→ **DOCUMENT SEGMENT**
○ ○ ○

Category Archives: IB

Rigor Redefined in IB Psychology

IB Psychology is one of those courses that can be approached in a very traditional manner where the teacher is the sage-on-the-stage and the students are passive receivers of the teacher’s “fountain of knowledge.” To supplement this approach the teacher surely administers exams, assigns essays and research papers, probably does some demonstrations and activities, and facilitates some discussions. This approach has produced students that have a good base knowledge and have a proficient understanding of the subject area, which allows them to do well on the standardized, end-of-course exam. This approach doesn’t sit well enough with me, however. As I say in my educational philosophy, I just don’t endeavor to do things better, I endeavor to do better things. Thus, one of my goals as an IB Psychology teacher is to redefine the rigorous approach so that the students not only have a good base knowledge and have a proficient understanding of the subject’s content in order to do well on the end-of-course exam, but they also come away with the skills and frames of mind needed to be successful in today’s fast paced, constantly changing, and technology rich world.

I started rethinking my teaching approach years back when I started to study and voraciously read blogs, white papers, reports, and books, and have conversations with like-minded colleagues on 21st century learning skills, technology integration, and the transformations needed to make education more relevant. One of the reports I read called Rigor Redefined by Tony Wagner was a big influence to my current teaching approach. After delineating the seven essential skills that matter most for life and success in the 21st century, Wagner gives examples of Advanced Placement classes he visited where he experienced rote and unengaged learning that is mostly teaching to the test. He referred to experiencing classes that are not like this as “rare.”

○ ○ ○

→ **CHALLENGE A**
Which report by Tony Wagner does the IB Psychology post name as a big influence on the teacher's current approach?
→ **CHALLENGE B**
Carry the IB Psychology post forward in the same voice, beginning after its last sentence.
The listing that comes next is separate material with no connection to the IB Psychology post.

→ **DATASET EXTRACT**

○ ○ ○

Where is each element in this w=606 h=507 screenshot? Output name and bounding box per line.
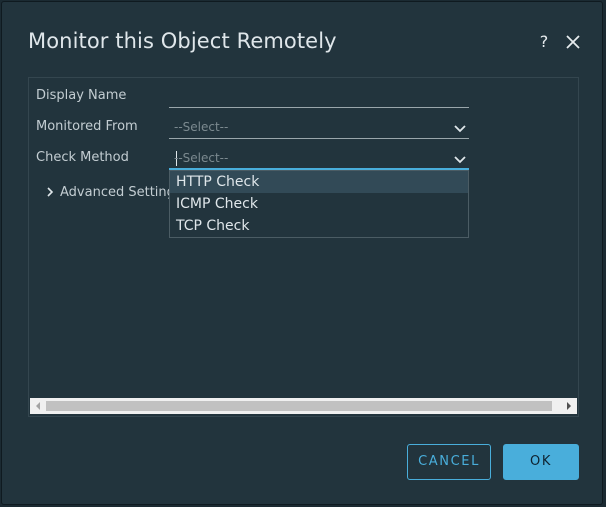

○ ○ ○

→ **WRITTEN REPLY A**
Rigor Redefined

→ **WRITTEN REPLY B**
I think students learn best by doing. This goes for a psychology class, as well. Rather than being passive absorbers and regurgitators of information, I want kids to be active creators of relevant content and research while simultaneously developing the essential skills delineated by Wagner and others. I facilitate this process in more of a guide-on-the-side manner as opposed to the sage-on-the-stage approach mentioned earlier. Cognitively, I base my approach on the revised version of Bloom’s Taxonomy. Instead of focusing lessons and assessment on only Remembering and Understanding, which is what you often see in the traditional psychology classroom, I shift these lower levels of the pyramid to formative assessment and personalized learning processes. Students can acquire this information mostly outside of class and I can check their understanding through conversations and other technology-based means. In class, I focus on the top parts of the pyramid (Creating, Evaluating, Analyzing, Applying) within the project-based learning activities and the summative, authentic assessments I facilitate. Fortunately, IB learning outcomes incorporate command terms that directly expect the students to think critically in-line with the top parts of the pyramid (these command terms are: Analyze, Examine Discuss, Evaluate, To What Extent), so with my coaching and guidance, students start practicing these thinking skills from the beginning of the course since they have to. Creating is the only one the IB leaves out, so I give students opportunities to create as often as I can. Lastly, communication, collaboration, global awareness, and digital citizenship are equally emphasized and assessed along with the content elements of the projects and assessments.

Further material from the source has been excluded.